EXERCISE SET -
1 - Summarize the iris bagging exercise in two sentences.
2 - Return the part of the iris bagging exercise between "#### Bagging" and "bagging = BaggingClassifier(estimator=cart, n_estimators=n_est)", inclusive, copied word for word.

### Exercise 1

In [31]:
import numpy as np
from sklearn.tree import DecisionTreeClassifier as CART
from sklearn.ensemble import BaggingClassifier, RandomForestClassifier, AdaBoostClassifier
from sklearn.metrics import accuracy_score

In [40]:
arrays = np.load('../data/iris_train_scaled.npz')
X_train = arrays['X']
y_train = arrays['y']
arrays = np.load('../data/iris_test_scaled.npz')
X_test = arrays['X']
y_test = arrays['y']
X_train = X_train[:, [0,1]]
X_test = X_test[:, [0,1]]

In [18]:
min_samples_leaf = [2, 10]
n_estimators = [5, 20]

#### Bagging

In [19]:
for msl in min_samples_leaf:
  cart = CART(min_samples_leaf=msl)
  for n_est in n_estimators:
    bagging = BaggingClassifier(estimator=cart, n_estimators=n_est)
    bagging.fit(X_train, y_train)
    score = bagging.score(X_test, y_test)
    print('The accuracy for min_samples_leaf={}, n_estimators={} on the test data is {:.3f}'.format(msl, n_est, score))

DATASET -
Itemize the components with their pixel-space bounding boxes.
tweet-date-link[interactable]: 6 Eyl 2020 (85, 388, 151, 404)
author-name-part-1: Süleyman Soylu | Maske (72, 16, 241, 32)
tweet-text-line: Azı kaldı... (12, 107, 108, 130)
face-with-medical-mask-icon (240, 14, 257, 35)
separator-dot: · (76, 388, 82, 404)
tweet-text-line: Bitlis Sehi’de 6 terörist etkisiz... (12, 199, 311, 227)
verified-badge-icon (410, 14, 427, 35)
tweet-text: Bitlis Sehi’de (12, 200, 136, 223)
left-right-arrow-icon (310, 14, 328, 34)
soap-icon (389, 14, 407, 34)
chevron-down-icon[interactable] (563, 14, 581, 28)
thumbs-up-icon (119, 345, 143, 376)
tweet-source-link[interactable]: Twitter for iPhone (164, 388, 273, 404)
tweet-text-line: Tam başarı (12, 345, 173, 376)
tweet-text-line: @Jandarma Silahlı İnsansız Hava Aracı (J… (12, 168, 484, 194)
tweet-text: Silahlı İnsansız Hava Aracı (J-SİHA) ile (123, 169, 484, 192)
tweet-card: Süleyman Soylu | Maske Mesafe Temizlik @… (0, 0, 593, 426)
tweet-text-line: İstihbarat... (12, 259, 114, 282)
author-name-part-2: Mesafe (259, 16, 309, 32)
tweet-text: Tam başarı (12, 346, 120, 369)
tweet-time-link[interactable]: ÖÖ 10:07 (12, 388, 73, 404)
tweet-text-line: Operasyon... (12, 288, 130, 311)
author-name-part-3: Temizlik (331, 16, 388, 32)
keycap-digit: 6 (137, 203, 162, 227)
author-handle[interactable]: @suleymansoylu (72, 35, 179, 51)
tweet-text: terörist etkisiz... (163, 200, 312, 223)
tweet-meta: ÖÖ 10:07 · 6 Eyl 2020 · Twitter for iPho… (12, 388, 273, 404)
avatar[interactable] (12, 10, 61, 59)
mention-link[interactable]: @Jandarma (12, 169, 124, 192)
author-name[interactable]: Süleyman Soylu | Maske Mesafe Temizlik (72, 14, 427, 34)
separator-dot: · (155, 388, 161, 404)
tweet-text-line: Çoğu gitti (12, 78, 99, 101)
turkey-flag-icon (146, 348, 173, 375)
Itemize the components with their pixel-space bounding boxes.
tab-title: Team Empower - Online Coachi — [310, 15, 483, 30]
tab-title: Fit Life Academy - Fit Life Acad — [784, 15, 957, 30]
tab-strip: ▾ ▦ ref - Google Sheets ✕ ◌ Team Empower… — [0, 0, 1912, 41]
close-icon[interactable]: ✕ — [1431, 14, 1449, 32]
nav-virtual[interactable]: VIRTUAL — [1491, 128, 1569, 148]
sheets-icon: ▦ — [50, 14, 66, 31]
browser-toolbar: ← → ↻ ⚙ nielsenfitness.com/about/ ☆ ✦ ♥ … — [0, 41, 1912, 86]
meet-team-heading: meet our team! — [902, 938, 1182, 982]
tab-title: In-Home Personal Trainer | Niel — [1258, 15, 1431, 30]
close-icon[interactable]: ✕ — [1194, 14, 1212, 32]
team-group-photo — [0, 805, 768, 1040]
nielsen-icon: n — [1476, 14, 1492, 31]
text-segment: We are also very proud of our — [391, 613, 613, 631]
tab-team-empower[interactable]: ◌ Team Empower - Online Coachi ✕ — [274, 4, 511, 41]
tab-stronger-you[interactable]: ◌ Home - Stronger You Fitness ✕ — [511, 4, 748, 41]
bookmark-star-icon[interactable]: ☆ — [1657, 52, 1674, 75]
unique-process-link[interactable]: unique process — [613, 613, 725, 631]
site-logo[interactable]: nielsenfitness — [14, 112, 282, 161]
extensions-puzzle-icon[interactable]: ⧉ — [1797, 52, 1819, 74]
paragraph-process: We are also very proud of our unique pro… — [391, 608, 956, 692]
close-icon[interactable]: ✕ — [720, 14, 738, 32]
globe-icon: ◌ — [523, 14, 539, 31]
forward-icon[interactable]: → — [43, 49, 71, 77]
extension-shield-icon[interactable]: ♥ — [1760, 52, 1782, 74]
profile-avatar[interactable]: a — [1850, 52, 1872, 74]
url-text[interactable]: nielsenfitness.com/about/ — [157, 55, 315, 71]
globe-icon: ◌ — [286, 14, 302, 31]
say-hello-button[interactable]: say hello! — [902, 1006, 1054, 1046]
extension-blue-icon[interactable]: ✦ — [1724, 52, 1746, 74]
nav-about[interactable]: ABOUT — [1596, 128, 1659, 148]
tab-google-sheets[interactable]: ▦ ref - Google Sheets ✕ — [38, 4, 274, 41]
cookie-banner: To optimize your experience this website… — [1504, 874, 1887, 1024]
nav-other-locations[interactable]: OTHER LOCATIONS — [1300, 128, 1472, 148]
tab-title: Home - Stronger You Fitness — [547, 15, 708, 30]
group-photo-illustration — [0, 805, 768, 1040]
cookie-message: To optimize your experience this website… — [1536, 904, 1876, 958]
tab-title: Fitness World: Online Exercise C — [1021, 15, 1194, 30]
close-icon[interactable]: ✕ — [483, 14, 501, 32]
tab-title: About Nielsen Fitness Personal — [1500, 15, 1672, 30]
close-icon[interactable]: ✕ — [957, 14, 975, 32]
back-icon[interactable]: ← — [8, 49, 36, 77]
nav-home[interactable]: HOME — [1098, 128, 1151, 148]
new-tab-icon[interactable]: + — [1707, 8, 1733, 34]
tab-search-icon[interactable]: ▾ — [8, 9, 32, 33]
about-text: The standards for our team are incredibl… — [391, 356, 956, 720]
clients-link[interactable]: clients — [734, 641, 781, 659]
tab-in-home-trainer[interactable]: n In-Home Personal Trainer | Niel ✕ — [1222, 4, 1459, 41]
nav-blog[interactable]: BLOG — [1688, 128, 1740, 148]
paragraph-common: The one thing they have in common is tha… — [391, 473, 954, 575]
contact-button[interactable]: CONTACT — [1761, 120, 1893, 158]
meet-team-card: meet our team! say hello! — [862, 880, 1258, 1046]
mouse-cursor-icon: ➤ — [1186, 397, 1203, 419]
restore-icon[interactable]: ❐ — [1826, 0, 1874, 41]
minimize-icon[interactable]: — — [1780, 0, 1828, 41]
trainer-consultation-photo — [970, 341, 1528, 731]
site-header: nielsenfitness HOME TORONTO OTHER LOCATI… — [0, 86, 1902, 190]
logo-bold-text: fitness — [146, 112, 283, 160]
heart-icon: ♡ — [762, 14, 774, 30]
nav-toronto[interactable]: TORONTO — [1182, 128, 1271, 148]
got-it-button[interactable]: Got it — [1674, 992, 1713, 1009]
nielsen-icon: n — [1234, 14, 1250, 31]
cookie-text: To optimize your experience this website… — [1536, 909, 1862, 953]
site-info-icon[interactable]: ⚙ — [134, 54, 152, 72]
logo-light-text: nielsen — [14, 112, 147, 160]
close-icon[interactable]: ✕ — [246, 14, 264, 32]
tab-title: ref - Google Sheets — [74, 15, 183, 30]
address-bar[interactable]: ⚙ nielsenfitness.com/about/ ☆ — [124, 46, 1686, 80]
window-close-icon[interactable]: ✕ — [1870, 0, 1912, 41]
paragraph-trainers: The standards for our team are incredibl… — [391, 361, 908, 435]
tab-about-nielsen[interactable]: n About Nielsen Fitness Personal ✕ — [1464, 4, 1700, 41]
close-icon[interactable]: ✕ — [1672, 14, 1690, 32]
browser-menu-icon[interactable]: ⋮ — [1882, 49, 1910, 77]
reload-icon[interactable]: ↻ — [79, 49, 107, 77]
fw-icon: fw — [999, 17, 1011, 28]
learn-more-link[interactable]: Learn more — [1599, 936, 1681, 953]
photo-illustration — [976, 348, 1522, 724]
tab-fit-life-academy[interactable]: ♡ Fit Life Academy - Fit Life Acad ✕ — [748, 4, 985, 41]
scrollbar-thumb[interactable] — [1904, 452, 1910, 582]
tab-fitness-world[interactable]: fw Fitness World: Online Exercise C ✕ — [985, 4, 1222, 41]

EXERCISE RESULTS -
1 - The exercise loads scaled iris training and test data from .npz files and keeps only the first two feature columns. It then sets min_samples_leaf to 2 or 10 and n_estimators to 5 or 20, fits a BaggingClassifier with a decision tree estimator for each combination, and prints the test accuracy.

2 -
#### Bagging

In [19]:
for msl in min_samples_leaf:
  cart = CART(min_samples_leaf=msl)
  for n_est in n_estimators:
    bagging = BaggingClassifier(estimator=cart, n_estimators=n_est)